- Input data:
+ + +
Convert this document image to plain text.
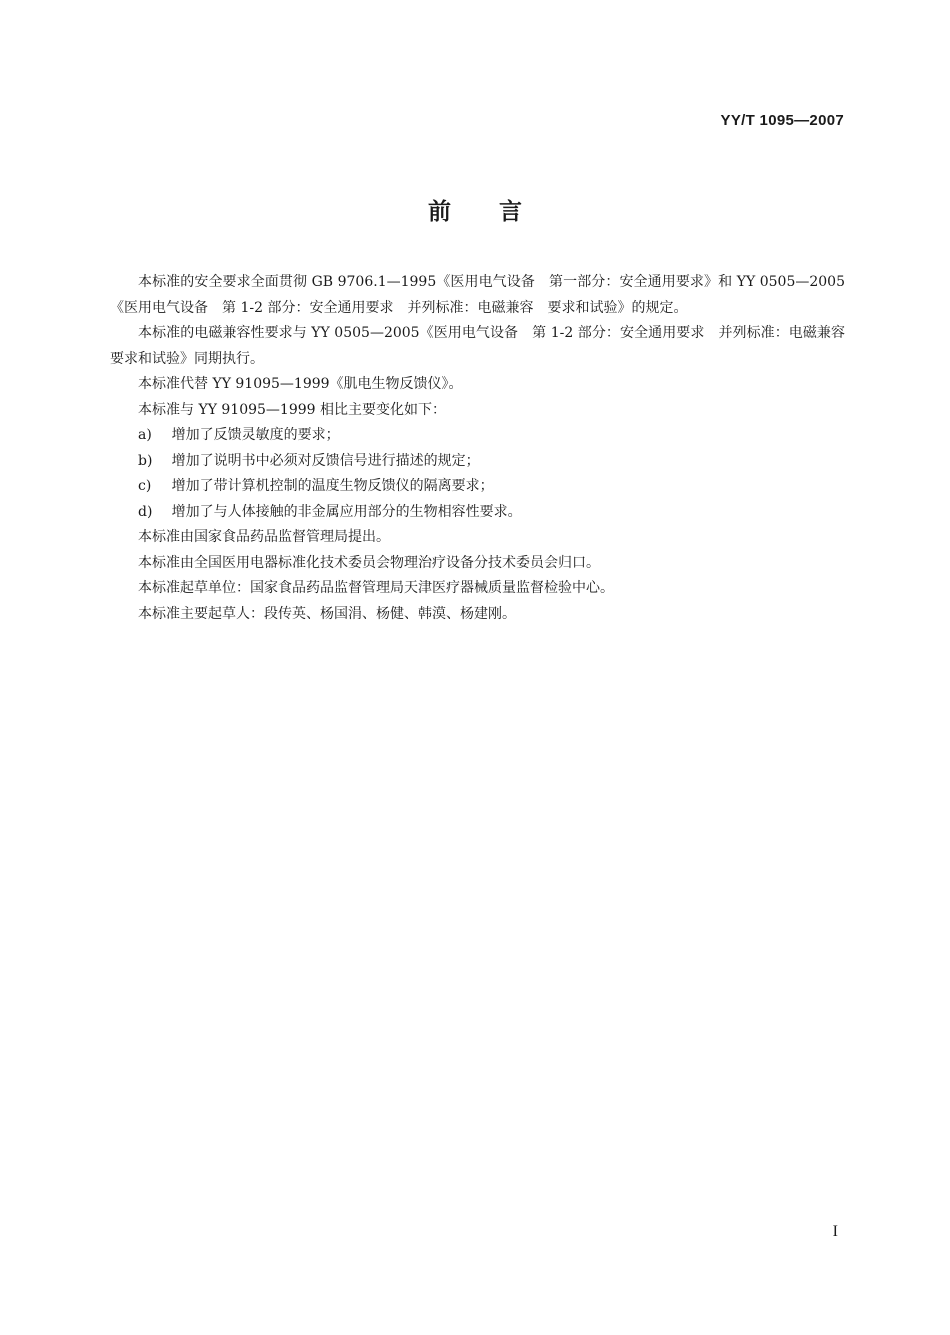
YY/T 1095—2007

前言

本标准的安全要求全面贯彻 GB 9706.1—1995《医用电气设备　第一部分：安全通用要求》和 YY 0505—2005《医用电气设备　第 1-2 部分：安全通用要求　并列标准：电磁兼容　要求和试验》的规定。

本标准的电磁兼容性要求与 YY 0505—2005《医用电气设备　第 1-2 部分：安全通用要求　并列标准：电磁兼容　要求和试验》同期执行。

本标准代替 YY 91095—1999《肌电生物反馈仪》。

本标准与 YY 91095—1999 相比主要变化如下：

a) 增加了反馈灵敏度的要求；
b) 增加了说明书中必须对反馈信号进行描述的规定；
c) 增加了带计算机控制的温度生物反馈仪的隔离要求；
d) 增加了与人体接触的非金属应用部分的生物相容性要求。

本标准由国家食品药品监督管理局提出。

本标准由全国医用电器标准化技术委员会物理治疗设备分技术委员会归口。

本标准起草单位：国家食品药品监督管理局天津医疗器械质量监督检验中心。

本标准主要起草人：段传英、杨国涓、杨健、韩漠、杨建刚。

I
+ + +
- Work required:
Quote the preceding records in their entirety, excluding every picture.

- Exercise solution:
Convert this document image to plain text.
YY/T 1095—2007

前言

本标准的安全要求全面贯彻 GB 9706.1—1995《医用电气设备　第一部分：安全通用要求》和 YY 0505—2005《医用电气设备　第 1-2 部分：安全通用要求　并列标准：电磁兼容　要求和试验》的规定。

本标准的电磁兼容性要求与 YY 0505—2005《医用电气设备　第 1-2 部分：安全通用要求　并列标准：电磁兼容　要求和试验》同期执行。

本标准代替 YY 91095—1999《肌电生物反馈仪》。

本标准与 YY 91095—1999 相比主要变化如下：

a) 增加了反馈灵敏度的要求；
b) 增加了说明书中必须对反馈信号进行描述的规定；
c) 增加了带计算机控制的温度生物反馈仪的隔离要求；
d) 增加了与人体接触的非金属应用部分的生物相容性要求。

本标准由国家食品药品监督管理局提出。

本标准由全国医用电器标准化技术委员会物理治疗设备分技术委员会归口。

本标准起草单位：国家食品药品监督管理局天津医疗器械质量监督检验中心。

本标准主要起草人：段传英、杨国涓、杨健、韩漠、杨建刚。

I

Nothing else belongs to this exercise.